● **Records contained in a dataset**
— BEGIN —

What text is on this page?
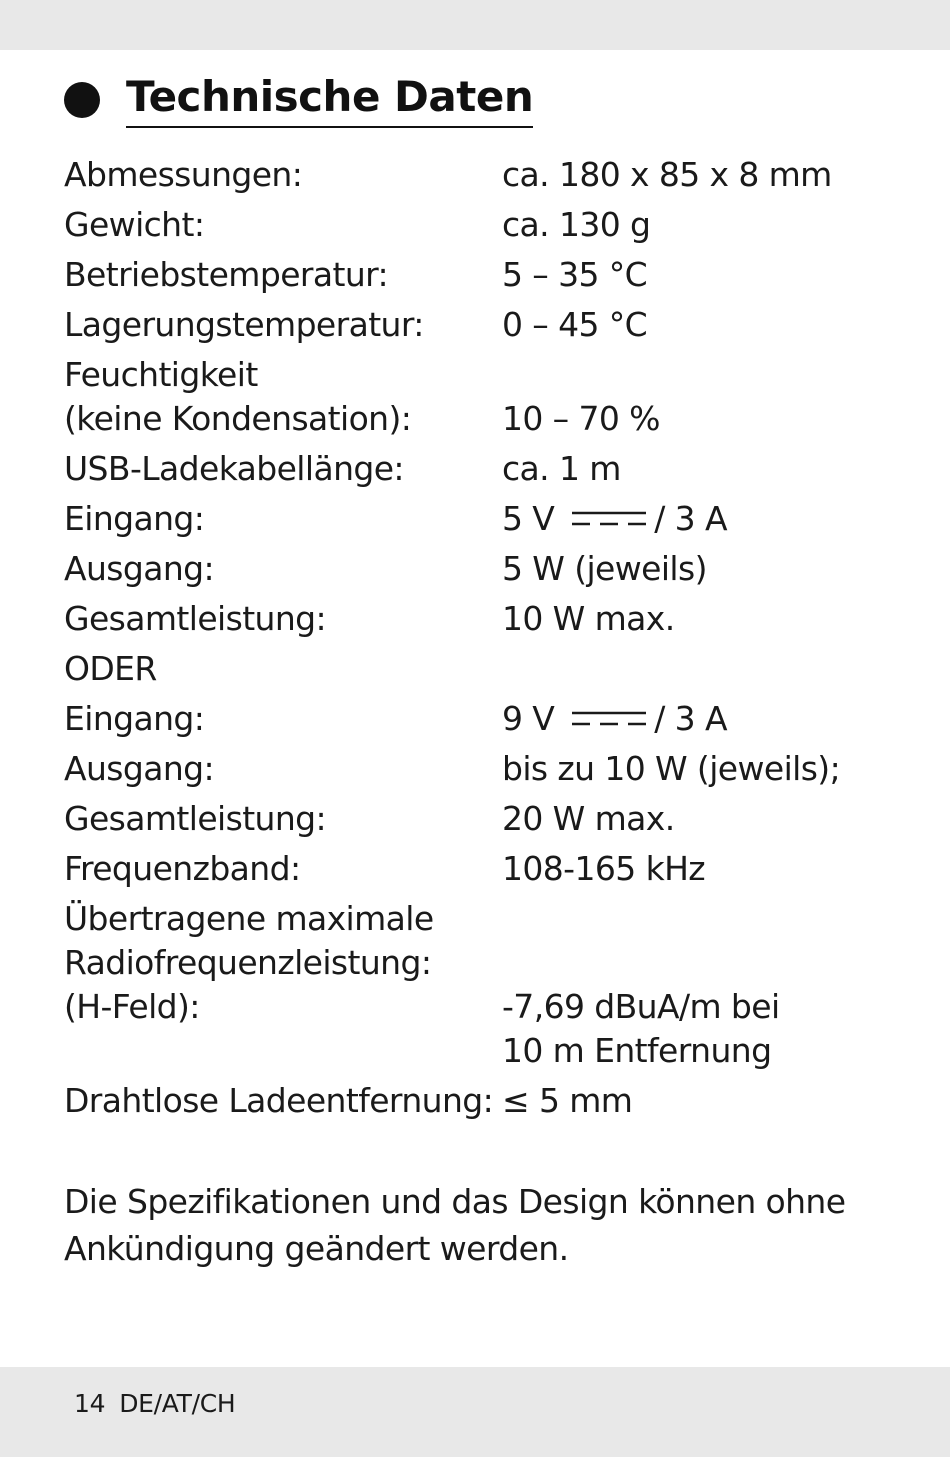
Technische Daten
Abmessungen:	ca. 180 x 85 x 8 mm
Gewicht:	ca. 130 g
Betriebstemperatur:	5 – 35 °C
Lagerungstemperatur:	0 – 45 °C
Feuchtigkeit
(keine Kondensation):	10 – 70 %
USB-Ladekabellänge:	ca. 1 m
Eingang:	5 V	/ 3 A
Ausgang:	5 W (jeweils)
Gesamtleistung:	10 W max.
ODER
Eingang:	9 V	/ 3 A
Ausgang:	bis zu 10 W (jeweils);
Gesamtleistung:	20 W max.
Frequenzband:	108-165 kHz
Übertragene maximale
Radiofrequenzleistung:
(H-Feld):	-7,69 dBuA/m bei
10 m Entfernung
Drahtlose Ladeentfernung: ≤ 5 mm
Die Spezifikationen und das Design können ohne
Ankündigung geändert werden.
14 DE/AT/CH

— END —
— BEGIN —

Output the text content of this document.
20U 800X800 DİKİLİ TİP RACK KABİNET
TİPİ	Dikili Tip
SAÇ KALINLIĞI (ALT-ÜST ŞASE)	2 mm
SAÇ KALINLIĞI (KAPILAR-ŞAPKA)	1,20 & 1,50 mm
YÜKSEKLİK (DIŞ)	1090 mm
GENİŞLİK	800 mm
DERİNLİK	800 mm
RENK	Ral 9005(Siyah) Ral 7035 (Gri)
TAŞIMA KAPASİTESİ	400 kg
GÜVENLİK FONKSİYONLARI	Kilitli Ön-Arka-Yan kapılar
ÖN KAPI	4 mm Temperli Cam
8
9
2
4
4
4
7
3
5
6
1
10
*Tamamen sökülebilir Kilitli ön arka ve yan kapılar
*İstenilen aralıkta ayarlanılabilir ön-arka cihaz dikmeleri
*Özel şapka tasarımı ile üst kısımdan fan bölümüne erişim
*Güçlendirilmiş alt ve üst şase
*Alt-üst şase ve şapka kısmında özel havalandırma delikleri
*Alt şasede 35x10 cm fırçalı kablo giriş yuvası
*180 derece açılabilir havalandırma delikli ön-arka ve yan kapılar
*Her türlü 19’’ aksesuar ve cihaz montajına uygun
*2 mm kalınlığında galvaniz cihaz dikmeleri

— END —
— BEGIN —

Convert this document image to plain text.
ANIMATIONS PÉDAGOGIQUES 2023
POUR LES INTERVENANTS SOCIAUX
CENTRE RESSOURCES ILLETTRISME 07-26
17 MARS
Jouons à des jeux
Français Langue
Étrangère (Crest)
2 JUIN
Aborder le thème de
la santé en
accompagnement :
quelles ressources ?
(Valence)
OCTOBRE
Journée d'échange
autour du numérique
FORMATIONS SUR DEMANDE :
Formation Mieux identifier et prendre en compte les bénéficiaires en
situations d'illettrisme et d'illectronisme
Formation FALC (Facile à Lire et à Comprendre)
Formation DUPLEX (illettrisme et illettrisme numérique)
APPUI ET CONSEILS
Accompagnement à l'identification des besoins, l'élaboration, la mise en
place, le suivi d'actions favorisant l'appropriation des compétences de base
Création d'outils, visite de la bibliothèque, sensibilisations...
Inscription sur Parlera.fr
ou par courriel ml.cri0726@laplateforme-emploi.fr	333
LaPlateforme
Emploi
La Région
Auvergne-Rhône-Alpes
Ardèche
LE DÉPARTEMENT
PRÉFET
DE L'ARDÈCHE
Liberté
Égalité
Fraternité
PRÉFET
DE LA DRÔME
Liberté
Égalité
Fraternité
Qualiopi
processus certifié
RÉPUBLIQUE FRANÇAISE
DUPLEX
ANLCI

— END —

● **Short task**
Gather up every line in the data above that contains the word "Kilitli", copying each one.

● **Task result**
GÜVENLİK FONKSİYONLARI	Kilitli Ön-Arka-Yan kapılar
*Tamamen sökülebilir Kilitli ön arka ve yan kapılar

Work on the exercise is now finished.